• [EXERCISE DESCRIPTION]:
Copy out all lines where "color" appears.

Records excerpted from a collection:
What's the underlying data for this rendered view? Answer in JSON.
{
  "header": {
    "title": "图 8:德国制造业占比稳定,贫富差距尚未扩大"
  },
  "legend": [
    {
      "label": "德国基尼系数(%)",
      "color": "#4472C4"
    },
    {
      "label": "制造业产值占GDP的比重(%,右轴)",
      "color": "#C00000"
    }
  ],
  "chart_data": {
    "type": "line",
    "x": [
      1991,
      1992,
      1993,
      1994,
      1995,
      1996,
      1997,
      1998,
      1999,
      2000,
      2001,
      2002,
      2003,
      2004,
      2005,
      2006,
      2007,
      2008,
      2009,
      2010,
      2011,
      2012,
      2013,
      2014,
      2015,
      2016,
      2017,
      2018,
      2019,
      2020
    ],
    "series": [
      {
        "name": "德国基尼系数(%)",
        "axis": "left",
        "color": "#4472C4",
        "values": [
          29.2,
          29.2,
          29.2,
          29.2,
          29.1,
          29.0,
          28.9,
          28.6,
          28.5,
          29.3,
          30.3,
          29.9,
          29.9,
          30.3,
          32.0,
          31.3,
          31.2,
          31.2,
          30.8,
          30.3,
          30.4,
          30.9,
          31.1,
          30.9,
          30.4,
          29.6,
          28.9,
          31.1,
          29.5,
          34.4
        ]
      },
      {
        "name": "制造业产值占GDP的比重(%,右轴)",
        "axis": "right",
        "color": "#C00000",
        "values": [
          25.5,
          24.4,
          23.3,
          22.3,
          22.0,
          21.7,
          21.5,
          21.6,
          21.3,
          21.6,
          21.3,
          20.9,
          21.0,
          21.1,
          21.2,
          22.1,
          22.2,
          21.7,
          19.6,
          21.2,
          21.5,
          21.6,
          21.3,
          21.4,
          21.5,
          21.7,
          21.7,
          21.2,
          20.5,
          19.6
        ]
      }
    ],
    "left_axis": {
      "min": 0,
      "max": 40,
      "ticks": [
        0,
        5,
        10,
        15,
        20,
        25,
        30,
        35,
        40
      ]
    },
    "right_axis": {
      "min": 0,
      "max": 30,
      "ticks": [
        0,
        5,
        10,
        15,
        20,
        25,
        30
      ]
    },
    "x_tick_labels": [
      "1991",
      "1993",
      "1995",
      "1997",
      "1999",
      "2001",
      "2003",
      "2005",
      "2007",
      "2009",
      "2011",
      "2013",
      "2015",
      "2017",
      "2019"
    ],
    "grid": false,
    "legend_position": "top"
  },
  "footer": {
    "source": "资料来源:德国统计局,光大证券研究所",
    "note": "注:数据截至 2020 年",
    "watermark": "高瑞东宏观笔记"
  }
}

• [PROBLEM SOLUTION]:
      "color": "#4472C4"
      "color": "#C00000"
        "color": "#4472C4",
        "color": "#C00000",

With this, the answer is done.